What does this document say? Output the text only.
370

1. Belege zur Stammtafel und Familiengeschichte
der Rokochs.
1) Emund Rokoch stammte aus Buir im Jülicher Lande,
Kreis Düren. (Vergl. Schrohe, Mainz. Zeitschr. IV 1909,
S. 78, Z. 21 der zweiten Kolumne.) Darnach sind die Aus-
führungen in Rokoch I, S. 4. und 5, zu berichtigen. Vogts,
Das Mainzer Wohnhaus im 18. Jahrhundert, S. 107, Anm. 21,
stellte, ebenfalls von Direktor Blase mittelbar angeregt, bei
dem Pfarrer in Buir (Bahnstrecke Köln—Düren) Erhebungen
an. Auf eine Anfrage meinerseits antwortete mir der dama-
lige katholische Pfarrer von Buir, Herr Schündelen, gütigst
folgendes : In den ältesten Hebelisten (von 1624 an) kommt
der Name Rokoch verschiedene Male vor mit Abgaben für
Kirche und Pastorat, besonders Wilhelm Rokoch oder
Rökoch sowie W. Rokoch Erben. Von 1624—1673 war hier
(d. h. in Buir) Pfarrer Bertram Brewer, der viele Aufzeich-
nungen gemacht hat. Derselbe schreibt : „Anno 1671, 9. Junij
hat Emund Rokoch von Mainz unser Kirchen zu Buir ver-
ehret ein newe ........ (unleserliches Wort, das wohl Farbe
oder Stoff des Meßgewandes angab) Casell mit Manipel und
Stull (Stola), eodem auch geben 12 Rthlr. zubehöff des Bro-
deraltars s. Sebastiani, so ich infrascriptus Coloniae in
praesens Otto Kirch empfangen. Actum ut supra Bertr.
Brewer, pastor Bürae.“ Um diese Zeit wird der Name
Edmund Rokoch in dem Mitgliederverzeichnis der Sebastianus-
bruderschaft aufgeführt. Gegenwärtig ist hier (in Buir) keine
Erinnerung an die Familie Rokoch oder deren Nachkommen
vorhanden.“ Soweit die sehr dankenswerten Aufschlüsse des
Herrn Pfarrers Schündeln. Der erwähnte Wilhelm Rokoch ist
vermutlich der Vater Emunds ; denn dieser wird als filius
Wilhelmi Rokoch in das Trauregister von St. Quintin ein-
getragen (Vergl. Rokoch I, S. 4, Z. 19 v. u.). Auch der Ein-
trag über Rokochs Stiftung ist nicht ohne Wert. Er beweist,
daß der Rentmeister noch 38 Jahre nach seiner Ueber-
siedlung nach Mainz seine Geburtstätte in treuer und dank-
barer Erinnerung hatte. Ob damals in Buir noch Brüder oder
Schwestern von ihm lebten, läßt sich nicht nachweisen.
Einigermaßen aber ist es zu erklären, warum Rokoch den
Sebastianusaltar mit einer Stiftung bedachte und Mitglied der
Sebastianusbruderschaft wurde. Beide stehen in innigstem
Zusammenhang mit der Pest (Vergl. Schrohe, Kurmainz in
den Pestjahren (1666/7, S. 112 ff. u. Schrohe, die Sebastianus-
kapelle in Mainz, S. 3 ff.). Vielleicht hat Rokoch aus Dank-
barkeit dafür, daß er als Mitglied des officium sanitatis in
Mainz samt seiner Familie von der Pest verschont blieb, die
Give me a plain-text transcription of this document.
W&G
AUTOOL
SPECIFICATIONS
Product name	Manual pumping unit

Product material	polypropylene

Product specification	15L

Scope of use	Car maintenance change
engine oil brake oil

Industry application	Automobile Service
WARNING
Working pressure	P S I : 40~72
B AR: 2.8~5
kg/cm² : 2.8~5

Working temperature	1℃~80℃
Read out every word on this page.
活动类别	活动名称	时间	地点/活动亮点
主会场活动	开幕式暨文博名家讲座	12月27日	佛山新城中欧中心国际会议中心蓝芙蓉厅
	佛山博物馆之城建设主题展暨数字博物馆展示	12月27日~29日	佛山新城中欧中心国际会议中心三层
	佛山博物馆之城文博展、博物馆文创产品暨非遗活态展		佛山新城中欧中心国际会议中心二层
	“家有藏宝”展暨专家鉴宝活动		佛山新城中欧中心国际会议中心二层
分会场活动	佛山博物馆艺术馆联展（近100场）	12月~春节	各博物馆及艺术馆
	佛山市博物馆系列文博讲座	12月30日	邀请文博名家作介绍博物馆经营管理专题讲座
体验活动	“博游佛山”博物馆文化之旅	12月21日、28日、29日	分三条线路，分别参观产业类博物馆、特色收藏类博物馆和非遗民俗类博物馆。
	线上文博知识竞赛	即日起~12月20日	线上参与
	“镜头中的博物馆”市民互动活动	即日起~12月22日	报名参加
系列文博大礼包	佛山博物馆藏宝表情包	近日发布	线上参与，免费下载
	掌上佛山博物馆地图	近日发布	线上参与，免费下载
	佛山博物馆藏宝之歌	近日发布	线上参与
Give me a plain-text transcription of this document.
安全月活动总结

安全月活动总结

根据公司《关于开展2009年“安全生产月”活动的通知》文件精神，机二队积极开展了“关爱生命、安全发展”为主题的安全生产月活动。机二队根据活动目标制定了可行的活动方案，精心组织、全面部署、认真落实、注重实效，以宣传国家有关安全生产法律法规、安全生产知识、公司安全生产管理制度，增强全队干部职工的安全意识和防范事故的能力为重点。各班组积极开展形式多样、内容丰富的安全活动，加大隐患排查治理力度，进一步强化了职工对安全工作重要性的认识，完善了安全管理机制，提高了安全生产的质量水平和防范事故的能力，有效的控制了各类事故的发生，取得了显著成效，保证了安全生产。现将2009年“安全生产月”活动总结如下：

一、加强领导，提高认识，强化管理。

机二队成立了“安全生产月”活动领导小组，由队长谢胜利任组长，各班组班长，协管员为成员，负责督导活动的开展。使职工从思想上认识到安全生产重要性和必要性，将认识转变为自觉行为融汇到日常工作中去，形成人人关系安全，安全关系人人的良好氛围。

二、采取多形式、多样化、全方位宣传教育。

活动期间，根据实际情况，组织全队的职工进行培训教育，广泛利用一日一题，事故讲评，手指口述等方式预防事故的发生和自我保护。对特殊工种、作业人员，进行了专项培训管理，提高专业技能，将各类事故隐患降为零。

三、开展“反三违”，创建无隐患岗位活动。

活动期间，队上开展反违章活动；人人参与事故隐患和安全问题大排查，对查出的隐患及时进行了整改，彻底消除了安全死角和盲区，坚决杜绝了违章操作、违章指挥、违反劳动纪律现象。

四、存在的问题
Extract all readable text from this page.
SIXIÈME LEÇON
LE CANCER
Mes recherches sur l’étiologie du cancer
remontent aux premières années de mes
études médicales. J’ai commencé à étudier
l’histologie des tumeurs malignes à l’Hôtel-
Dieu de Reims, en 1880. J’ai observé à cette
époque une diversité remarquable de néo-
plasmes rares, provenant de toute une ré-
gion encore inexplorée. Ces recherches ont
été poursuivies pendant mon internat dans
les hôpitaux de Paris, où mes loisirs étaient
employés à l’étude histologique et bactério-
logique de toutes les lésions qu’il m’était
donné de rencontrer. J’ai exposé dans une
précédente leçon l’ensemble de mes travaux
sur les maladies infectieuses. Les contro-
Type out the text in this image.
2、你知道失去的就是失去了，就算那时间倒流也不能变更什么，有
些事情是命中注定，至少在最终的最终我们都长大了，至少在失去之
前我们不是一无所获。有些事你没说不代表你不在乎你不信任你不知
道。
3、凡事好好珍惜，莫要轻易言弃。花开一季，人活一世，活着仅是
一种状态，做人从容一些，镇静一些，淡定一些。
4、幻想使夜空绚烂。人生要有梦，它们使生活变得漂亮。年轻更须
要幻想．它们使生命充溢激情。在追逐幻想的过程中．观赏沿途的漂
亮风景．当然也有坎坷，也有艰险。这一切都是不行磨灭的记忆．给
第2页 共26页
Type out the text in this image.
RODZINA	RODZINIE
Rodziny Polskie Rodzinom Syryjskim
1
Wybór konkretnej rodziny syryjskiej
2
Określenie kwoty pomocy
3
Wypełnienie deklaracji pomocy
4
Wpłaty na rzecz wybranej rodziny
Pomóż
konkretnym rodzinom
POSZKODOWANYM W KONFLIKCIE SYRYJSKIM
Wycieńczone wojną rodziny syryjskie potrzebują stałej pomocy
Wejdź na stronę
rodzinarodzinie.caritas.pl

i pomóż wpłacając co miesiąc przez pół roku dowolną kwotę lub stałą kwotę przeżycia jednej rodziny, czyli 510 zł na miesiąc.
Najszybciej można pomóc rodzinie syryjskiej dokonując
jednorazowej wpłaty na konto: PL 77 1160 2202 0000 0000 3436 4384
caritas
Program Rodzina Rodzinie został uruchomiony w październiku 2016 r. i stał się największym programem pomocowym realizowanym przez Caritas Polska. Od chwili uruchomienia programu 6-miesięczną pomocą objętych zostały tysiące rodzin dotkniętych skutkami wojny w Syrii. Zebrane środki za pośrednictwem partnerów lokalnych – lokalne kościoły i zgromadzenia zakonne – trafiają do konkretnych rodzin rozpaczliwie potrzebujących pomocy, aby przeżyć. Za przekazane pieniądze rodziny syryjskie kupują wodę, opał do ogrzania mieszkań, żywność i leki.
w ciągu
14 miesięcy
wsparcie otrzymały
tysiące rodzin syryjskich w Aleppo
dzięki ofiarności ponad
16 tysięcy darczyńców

● What to produce:
Return the lines of the records that include the string "this".

● Exercise output:
What does this document say? Output the text only.
Give me a plain-text transcription of this document.
Read out every word on this page.
Give me a plain-text transcription of this document.
Extract all readable text from this page.
Type out the text in this image.
Type out the text in this image.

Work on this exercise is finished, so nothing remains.